[START Records to use]

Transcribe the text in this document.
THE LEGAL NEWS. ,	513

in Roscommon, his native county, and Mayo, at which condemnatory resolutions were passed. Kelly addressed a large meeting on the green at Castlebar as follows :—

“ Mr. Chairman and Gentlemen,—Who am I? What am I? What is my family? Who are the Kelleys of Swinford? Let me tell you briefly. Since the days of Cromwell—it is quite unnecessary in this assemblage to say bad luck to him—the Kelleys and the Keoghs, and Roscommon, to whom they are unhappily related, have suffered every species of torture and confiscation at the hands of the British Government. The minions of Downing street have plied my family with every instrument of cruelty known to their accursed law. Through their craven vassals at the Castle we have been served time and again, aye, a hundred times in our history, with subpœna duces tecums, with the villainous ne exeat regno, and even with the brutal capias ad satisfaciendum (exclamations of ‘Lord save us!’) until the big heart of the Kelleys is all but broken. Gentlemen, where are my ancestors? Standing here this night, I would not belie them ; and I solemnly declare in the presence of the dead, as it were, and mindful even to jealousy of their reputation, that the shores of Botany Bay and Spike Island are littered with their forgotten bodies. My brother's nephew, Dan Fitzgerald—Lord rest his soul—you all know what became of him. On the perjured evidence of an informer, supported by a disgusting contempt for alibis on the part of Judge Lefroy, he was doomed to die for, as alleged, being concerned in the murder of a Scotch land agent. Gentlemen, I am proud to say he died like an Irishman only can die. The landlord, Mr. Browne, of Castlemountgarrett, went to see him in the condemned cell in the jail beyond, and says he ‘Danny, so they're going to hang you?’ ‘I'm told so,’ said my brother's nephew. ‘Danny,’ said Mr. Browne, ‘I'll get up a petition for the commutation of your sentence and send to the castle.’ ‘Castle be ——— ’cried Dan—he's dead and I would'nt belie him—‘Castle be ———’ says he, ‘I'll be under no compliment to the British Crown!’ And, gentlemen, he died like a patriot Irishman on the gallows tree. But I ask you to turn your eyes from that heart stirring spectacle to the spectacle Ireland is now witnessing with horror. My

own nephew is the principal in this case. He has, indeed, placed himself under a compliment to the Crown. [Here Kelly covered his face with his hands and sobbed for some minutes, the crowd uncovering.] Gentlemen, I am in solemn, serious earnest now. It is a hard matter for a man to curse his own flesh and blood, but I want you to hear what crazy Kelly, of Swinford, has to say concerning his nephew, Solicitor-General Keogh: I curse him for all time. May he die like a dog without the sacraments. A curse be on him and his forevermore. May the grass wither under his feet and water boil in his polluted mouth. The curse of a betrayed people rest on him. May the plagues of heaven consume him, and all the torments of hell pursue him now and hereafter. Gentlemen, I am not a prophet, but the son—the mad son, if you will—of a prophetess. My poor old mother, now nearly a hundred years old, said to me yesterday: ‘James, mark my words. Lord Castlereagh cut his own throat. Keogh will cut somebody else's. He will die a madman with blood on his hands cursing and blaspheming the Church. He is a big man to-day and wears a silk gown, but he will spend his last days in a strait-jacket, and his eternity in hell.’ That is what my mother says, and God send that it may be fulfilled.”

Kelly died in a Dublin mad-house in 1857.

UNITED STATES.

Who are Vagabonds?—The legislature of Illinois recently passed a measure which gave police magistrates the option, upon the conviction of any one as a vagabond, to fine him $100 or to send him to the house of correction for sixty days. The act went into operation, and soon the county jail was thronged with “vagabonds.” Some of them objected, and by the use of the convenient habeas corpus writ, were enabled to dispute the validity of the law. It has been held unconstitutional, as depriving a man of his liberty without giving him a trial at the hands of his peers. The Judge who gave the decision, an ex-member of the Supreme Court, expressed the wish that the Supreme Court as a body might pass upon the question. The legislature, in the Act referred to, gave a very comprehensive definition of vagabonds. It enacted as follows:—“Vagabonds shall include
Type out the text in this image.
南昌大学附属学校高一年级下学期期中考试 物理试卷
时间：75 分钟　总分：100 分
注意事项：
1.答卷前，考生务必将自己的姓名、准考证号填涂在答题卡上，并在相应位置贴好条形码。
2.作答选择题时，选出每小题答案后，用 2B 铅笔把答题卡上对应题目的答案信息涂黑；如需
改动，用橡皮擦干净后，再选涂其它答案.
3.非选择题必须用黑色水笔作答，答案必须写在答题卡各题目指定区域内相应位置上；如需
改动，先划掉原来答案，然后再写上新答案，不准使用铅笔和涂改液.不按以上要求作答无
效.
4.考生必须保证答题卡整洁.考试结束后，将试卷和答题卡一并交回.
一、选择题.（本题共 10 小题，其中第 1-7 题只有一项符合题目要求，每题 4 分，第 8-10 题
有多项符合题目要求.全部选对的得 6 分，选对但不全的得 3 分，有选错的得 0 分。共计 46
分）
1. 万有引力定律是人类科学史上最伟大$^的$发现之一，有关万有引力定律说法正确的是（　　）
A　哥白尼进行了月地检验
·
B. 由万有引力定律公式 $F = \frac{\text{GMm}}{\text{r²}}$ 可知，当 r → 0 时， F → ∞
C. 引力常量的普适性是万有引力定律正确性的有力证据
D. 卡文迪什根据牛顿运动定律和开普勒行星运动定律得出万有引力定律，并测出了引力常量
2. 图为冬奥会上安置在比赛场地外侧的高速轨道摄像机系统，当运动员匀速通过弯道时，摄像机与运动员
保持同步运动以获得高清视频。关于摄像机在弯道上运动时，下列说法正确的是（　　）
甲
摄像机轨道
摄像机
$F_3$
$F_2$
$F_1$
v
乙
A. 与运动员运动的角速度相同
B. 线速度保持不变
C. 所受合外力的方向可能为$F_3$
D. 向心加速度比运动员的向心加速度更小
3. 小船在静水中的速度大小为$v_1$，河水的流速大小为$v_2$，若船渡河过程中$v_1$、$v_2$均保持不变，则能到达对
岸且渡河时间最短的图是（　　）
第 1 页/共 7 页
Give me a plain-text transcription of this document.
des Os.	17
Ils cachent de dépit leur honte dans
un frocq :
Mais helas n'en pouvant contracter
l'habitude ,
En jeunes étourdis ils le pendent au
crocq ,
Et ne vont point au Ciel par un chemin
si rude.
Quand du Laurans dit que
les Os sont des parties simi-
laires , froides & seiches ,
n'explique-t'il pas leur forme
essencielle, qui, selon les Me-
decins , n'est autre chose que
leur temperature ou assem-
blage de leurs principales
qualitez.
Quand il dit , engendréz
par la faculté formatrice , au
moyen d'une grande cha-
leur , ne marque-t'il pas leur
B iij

[END Records to use]

## Goal
From the listing above, collect every line that mentions the word "follows".

## Exercise solution
in Roscommon, his native county, and Mayo, at which condemnatory resolutions were passed. Kelly addressed a large meeting on the green at Castlebar as follows :—
Who are Vagabonds?—The legislature of Illinois recently passed a measure which gave police magistrates the option, upon the conviction of any one as a vagabond, to fine him $100 or to send him to the house of correction for sixty days. The act went into operation, and soon the county jail was thronged with “vagabonds.” Some of them objected, and by the use of the convenient habeas corpus writ, were enabled to dispute the validity of the law. It has been held unconstitutional, as depriving a man of his liberty without giving him a trial at the hands of his peers. The Judge who gave the decision, an ex-member of the Supreme Court, expressed the wish that the Supreme Court as a body might pass upon the question. The legislature, in the Act referred to, gave a very comprehensive definition of vagabonds. It enacted as follows:—“Vagabonds shall include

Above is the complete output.